> [EXERCISE DESCRIPTION] Leaving out every picture, quote the data below exactly as it appears.

> [TASK INPUTS]

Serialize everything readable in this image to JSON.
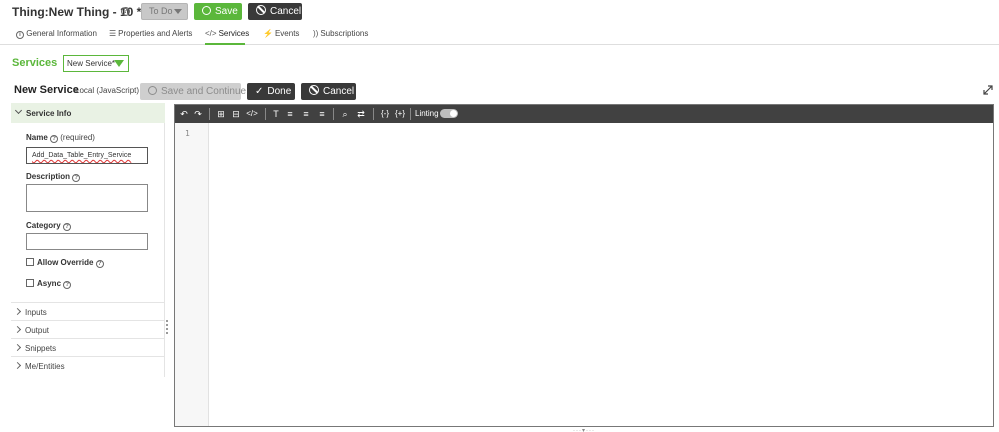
{
  "header": {
    "title": "Thing:New Thing - 10 *",
    "state_label": "To Do",
    "save_label": "Save",
    "cancel_label": "Cancel"
  },
  "tabs": [
    {
      "label": "General Information",
      "icon": "info-icon"
    },
    {
      "label": "Properties and Alerts",
      "icon": "list-icon"
    },
    {
      "label": "Services",
      "icon": "code-icon",
      "active": true
    },
    {
      "label": "Events",
      "icon": "lightning-icon"
    },
    {
      "label": "Subscriptions",
      "icon": "signal-icon"
    }
  ],
  "services": {
    "label": "Services",
    "selected_service": "New Service*"
  },
  "service_editor": {
    "title": "New Service",
    "subtitle": "Local (JavaScript)",
    "save_continue_label": "Save and Continue",
    "done_label": "Done",
    "cancel_label": "Cancel"
  },
  "service_info": {
    "header": "Service Info",
    "name_label": "Name",
    "name_required": "(required)",
    "name_value": "Add_Data_Table_Entry_Service",
    "description_label": "Description",
    "description_value": "",
    "category_label": "Category",
    "category_value": "",
    "allow_override_label": "Allow Override",
    "allow_override_checked": false,
    "async_label": "Async",
    "async_checked": false
  },
  "sections": [
    "Inputs",
    "Output",
    "Snippets",
    "Me/Entities"
  ],
  "editor": {
    "linting_label": "Linting",
    "linting_enabled": true,
    "line_numbers": [
      "1"
    ]
  },
  "colors": {
    "accent_green": "#5bb73b",
    "dark_button": "#393939",
    "toolbar": "#414141"
  }
}
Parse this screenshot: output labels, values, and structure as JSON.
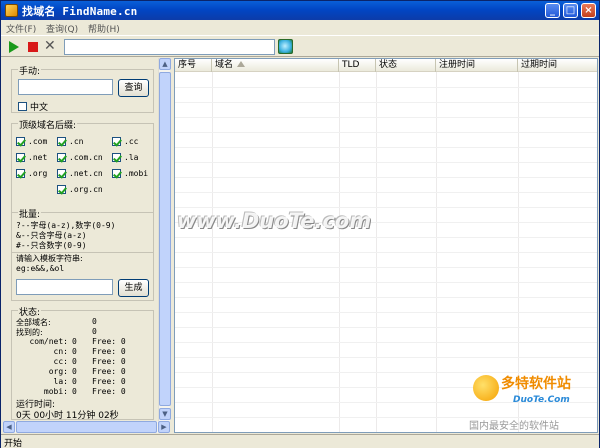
{
  "window": {
    "title": "找域名 FindName.cn",
    "controls": {
      "minimize": "_",
      "maximize": "□",
      "close": "×"
    }
  },
  "menu": [
    "文件(F)",
    "查询(Q)",
    "帮助(H)"
  ],
  "toolbar": {
    "url_value": "",
    "icons": [
      "play-icon",
      "stop-icon",
      "cancel-icon",
      "go-icon"
    ]
  },
  "manual": {
    "label": "手动:",
    "input_value": "",
    "query_button": "查询",
    "chinese_label": "中文",
    "chinese_checked": false
  },
  "tld": {
    "label": "顶级域名后缀:",
    "items": [
      {
        "label": ".com",
        "checked": true
      },
      {
        "label": ".cn",
        "checked": true
      },
      {
        "label": ".cc",
        "checked": true
      },
      {
        "label": ".net",
        "checked": true
      },
      {
        "label": ".com.cn",
        "checked": true
      },
      {
        "label": ".la",
        "checked": true
      },
      {
        "label": ".org",
        "checked": true
      },
      {
        "label": ".net.cn",
        "checked": true
      },
      {
        "label": ".mobi",
        "checked": true
      },
      {
        "label": ".org.cn",
        "checked": true
      }
    ]
  },
  "bulk": {
    "label": "批量:",
    "rules": [
      "?--字母(a-z),数字(0-9)",
      "&--只含字母(a-z)",
      "#--只含数字(0-9)"
    ],
    "template_prompt": "请输入模板字符串:",
    "example": "eg:e&&,&ol",
    "input_value": "",
    "generate_button": "生成"
  },
  "status": {
    "label": "状态:",
    "lines": [
      {
        "key": "全部域名:",
        "value": "0",
        "free": ""
      },
      {
        "key": "找到的:",
        "value": "0",
        "free": ""
      },
      {
        "key": "com/net:",
        "value": "0",
        "free": "Free: 0"
      },
      {
        "key": "cn:",
        "value": "0",
        "free": "Free: 0"
      },
      {
        "key": "cc:",
        "value": "0",
        "free": "Free: 0"
      },
      {
        "key": "org:",
        "value": "0",
        "free": "Free: 0"
      },
      {
        "key": "la:",
        "value": "0",
        "free": "Free: 0"
      },
      {
        "key": "mobi:",
        "value": "0",
        "free": "Free: 0"
      }
    ],
    "runtime_label": "运行时间:",
    "runtime_value": "0天 00小时 11分钟 02秒"
  },
  "table": {
    "columns": [
      "序号",
      "域名",
      "TLD",
      "状态",
      "注册时间",
      "过期时间"
    ],
    "rows": []
  },
  "statusbar": {
    "text": "开始"
  },
  "watermark": {
    "center": "www.DuoTe.com",
    "logo_cn": "多特软件站",
    "logo_en": "DuoTe.Com",
    "slogan": "国内最安全的软件站"
  }
}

> [SOLUTION TO THIS PROBLEM]
Serialize everything readable in this image to JSON.
{
  "header": {
    "title": "Thing:New Thing - 10 *",
    "state_label": "To Do",
    "save_label": "Save",
    "cancel_label": "Cancel"
  },
  "tabs": [
    {
      "label": "General Information",
      "icon": "info-icon"
    },
    {
      "label": "Properties and Alerts",
      "icon": "list-icon"
    },
    {
      "label": "Services",
      "icon": "code-icon",
      "active": true
    },
    {
      "label": "Events",
      "icon": "lightning-icon"
    },
    {
      "label": "Subscriptions",
      "icon": "signal-icon"
    }
  ],
  "services": {
    "label": "Services",
    "selected_service": "New Service*"
  },
  "service_editor": {
    "title": "New Service",
    "subtitle": "Local (JavaScript)",
    "save_continue_label": "Save and Continue",
    "done_label": "Done",
    "cancel_label": "Cancel"
  },
  "service_info": {
    "header": "Service Info",
    "name_label": "Name",
    "name_required": "(required)",
    "name_value": "Add_Data_Table_Entry_Service",
    "description_label": "Description",
    "description_value": "",
    "category_label": "Category",
    "category_value": "",
    "allow_override_label": "Allow Override",
    "allow_override_checked": false,
    "async_label": "Async",
    "async_checked": false
  },
  "sections": [
    "Inputs",
    "Output",
    "Snippets",
    "Me/Entities"
  ],
  "editor": {
    "linting_label": "Linting",
    "linting_enabled": true,
    "line_numbers": [
      "1"
    ]
  },
  "colors": {
    "accent_green": "#5bb73b",
    "dark_button": "#393939",
    "toolbar": "#414141"
  }
}
Parse this screenshot: output labels, values, and structure as JSON.
{
  "window": {
    "title": "找域名 FindName.cn",
    "controls": {
      "minimize": "_",
      "maximize": "□",
      "close": "×"
    }
  },
  "menu": [
    "文件(F)",
    "查询(Q)",
    "帮助(H)"
  ],
  "toolbar": {
    "url_value": "",
    "icons": [
      "play-icon",
      "stop-icon",
      "cancel-icon",
      "go-icon"
    ]
  },
  "manual": {
    "label": "手动:",
    "input_value": "",
    "query_button": "查询",
    "chinese_label": "中文",
    "chinese_checked": false
  },
  "tld": {
    "label": "顶级域名后缀:",
    "items": [
      {
        "label": ".com",
        "checked": true
      },
      {
        "label": ".cn",
        "checked": true
      },
      {
        "label": ".cc",
        "checked": true
      },
      {
        "label": ".net",
        "checked": true
      },
      {
        "label": ".com.cn",
        "checked": true
      },
      {
        "label": ".la",
        "checked": true
      },
      {
        "label": ".org",
        "checked": true
      },
      {
        "label": ".net.cn",
        "checked": true
      },
      {
        "label": ".mobi",
        "checked": true
      },
      {
        "label": ".org.cn",
        "checked": true
      }
    ]
  },
  "bulk": {
    "label": "批量:",
    "rules": [
      "?--字母(a-z),数字(0-9)",
      "&--只含字母(a-z)",
      "#--只含数字(0-9)"
    ],
    "template_prompt": "请输入模板字符串:",
    "example": "eg:e&&,&ol",
    "input_value": "",
    "generate_button": "生成"
  },
  "status": {
    "label": "状态:",
    "lines": [
      {
        "key": "全部域名:",
        "value": "0",
        "free": ""
      },
      {
        "key": "找到的:",
        "value": "0",
        "free": ""
      },
      {
        "key": "com/net:",
        "value": "0",
        "free": "Free: 0"
      },
      {
        "key": "cn:",
        "value": "0",
        "free": "Free: 0"
      },
      {
        "key": "cc:",
        "value": "0",
        "free": "Free: 0"
      },
      {
        "key": "org:",
        "value": "0",
        "free": "Free: 0"
      },
      {
        "key": "la:",
        "value": "0",
        "free": "Free: 0"
      },
      {
        "key": "mobi:",
        "value": "0",
        "free": "Free: 0"
      }
    ],
    "runtime_label": "运行时间:",
    "runtime_value": "0天 00小时 11分钟 02秒"
  },
  "table": {
    "columns": [
      "序号",
      "域名",
      "TLD",
      "状态",
      "注册时间",
      "过期时间"
    ],
    "rows": []
  },
  "statusbar": {
    "text": "开始"
  },
  "watermark": {
    "center": "www.DuoTe.com",
    "logo_cn": "多特软件站",
    "logo_en": "DuoTe.Com",
    "slogan": "国内最安全的软件站"
  }
}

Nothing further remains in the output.